YOUR OBJECTIVE — Copy the data from the line that contains "Convert this screenshot" to its last line, exactly, including both of those lines and leaving out everything before.
DATA SHOWN start
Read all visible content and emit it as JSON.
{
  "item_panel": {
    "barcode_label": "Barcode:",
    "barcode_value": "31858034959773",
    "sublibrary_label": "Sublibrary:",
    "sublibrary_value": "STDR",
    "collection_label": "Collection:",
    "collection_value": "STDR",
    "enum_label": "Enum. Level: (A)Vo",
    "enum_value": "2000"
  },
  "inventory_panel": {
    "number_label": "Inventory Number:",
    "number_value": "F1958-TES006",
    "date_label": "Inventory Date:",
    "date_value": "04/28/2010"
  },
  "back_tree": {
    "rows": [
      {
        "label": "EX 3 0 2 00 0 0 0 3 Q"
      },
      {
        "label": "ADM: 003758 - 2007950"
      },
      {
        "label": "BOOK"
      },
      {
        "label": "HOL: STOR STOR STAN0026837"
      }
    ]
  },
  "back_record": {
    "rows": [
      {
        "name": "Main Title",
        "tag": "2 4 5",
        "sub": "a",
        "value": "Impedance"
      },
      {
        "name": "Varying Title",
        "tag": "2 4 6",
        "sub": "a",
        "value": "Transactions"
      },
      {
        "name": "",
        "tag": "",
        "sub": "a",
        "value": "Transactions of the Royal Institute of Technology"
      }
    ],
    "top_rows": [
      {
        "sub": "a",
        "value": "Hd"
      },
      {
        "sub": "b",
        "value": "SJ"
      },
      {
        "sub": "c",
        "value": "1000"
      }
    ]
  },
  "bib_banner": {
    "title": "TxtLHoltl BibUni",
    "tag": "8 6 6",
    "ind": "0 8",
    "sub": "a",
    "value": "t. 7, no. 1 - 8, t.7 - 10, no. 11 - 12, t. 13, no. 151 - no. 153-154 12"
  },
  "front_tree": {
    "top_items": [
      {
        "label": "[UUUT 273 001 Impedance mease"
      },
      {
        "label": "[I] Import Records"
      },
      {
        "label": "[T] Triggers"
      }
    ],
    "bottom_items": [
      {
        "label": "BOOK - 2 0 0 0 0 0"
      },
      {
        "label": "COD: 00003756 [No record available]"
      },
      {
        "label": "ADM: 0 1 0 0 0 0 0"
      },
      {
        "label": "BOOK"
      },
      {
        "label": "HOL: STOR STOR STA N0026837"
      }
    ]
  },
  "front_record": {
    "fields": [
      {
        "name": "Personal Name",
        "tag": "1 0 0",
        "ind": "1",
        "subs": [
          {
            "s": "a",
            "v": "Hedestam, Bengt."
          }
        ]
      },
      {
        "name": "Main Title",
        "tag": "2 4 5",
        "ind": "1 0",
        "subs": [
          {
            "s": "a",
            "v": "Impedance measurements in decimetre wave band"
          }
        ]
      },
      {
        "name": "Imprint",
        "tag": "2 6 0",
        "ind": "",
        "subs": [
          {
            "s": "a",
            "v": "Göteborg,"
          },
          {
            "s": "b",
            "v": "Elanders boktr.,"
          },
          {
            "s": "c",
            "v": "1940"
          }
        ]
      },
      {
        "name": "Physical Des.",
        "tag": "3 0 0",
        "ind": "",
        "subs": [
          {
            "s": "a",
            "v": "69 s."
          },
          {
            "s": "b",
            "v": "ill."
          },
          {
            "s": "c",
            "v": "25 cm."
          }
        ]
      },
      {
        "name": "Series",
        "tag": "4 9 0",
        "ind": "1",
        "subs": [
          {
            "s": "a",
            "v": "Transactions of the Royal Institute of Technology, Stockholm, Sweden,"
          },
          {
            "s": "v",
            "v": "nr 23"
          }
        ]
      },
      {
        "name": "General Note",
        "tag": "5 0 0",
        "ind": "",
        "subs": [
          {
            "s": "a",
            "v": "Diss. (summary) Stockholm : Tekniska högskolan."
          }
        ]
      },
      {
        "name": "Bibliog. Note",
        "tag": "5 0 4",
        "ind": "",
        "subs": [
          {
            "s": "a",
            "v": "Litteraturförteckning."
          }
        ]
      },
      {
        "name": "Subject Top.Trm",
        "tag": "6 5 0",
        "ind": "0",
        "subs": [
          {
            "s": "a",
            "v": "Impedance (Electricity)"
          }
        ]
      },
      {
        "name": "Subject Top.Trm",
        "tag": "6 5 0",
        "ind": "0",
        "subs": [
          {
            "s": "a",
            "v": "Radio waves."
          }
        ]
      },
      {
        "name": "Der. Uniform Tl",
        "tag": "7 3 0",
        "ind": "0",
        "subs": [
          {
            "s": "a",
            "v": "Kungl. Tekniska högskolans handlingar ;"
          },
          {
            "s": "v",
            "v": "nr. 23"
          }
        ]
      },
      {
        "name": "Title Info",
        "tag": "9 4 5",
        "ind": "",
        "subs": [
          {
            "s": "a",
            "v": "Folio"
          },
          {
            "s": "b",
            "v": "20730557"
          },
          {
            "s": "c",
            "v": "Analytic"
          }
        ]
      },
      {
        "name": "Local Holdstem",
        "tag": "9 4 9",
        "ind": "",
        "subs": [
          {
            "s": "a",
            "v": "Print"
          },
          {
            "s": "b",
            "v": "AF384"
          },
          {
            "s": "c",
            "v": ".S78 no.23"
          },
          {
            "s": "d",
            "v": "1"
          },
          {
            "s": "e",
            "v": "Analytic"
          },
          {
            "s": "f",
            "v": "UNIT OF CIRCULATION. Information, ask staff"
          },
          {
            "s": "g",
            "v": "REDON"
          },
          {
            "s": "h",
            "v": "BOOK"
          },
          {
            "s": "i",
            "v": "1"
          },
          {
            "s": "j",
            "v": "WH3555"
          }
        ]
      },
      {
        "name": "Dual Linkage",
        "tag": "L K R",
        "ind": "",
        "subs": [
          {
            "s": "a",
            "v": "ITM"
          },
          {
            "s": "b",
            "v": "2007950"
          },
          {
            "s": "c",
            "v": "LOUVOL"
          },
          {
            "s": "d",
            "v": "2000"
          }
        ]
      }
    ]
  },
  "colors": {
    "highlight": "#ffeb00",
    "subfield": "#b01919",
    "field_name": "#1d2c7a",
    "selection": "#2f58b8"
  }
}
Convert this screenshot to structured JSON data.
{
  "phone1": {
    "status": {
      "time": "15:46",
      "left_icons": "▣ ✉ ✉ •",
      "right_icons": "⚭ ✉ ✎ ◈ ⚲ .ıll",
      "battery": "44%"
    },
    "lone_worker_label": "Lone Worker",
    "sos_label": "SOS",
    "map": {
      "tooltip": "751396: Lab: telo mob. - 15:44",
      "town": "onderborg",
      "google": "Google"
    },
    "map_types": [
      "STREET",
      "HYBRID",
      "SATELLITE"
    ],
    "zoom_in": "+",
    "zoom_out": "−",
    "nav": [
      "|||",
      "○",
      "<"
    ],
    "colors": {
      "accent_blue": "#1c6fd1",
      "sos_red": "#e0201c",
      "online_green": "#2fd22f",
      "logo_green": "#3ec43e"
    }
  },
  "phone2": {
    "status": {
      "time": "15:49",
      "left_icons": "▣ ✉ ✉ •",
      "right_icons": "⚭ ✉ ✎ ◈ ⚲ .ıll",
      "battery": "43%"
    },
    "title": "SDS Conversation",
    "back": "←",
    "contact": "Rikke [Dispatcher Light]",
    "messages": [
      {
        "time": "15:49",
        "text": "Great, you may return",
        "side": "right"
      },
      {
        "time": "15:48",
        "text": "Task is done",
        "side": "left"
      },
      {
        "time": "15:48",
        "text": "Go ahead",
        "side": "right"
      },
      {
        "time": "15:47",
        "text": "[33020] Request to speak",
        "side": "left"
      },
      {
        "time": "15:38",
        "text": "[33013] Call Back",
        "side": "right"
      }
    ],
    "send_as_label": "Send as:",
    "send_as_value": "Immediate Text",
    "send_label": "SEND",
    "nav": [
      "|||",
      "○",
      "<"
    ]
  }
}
DATA SHOWN end
EXERCISE RESPONSE —
Convert this screenshot to structured JSON data.
{
  "phone1": {
    "status": {
      "time": "15:46",
      "left_icons": "▣ ✉ ✉ •",
      "right_icons": "⚭ ✉ ✎ ◈ ⚲ .ıll",
      "battery": "44%"
    },
    "lone_worker_label": "Lone Worker",
    "sos_label": "SOS",
    "map": {
      "tooltip": "751396: Lab: telo mob. - 15:44",
      "town": "onderborg",
      "google": "Google"
    },
    "map_types": [
      "STREET",
      "HYBRID",
      "SATELLITE"
    ],
    "zoom_in": "+",
    "zoom_out": "−",
    "nav": [
      "|||",
      "○",
      "<"
    ],
    "colors": {
      "accent_blue": "#1c6fd1",
      "sos_red": "#e0201c",
      "online_green": "#2fd22f",
      "logo_green": "#3ec43e"
    }
  },
  "phone2": {
    "status": {
      "time": "15:49",
      "left_icons": "▣ ✉ ✉ •",
      "right_icons": "⚭ ✉ ✎ ◈ ⚲ .ıll",
      "battery": "43%"
    },
    "title": "SDS Conversation",
    "back": "←",
    "contact": "Rikke [Dispatcher Light]",
    "messages": [
      {
        "time": "15:49",
        "text": "Great, you may return",
        "side": "right"
      },
      {
        "time": "15:48",
        "text": "Task is done",
        "side": "left"
      },
      {
        "time": "15:48",
        "text": "Go ahead",
        "side": "right"
      },
      {
        "time": "15:47",
        "text": "[33020] Request to speak",
        "side": "left"
      },
      {
        "time": "15:38",
        "text": "[33013] Call Back",
        "side": "right"
      }
    ],
    "send_as_label": "Send as:",
    "send_as_value": "Immediate Text",
    "send_label": "SEND",
    "nav": [
      "|||",
      "○",
      "<"
    ]
  }
}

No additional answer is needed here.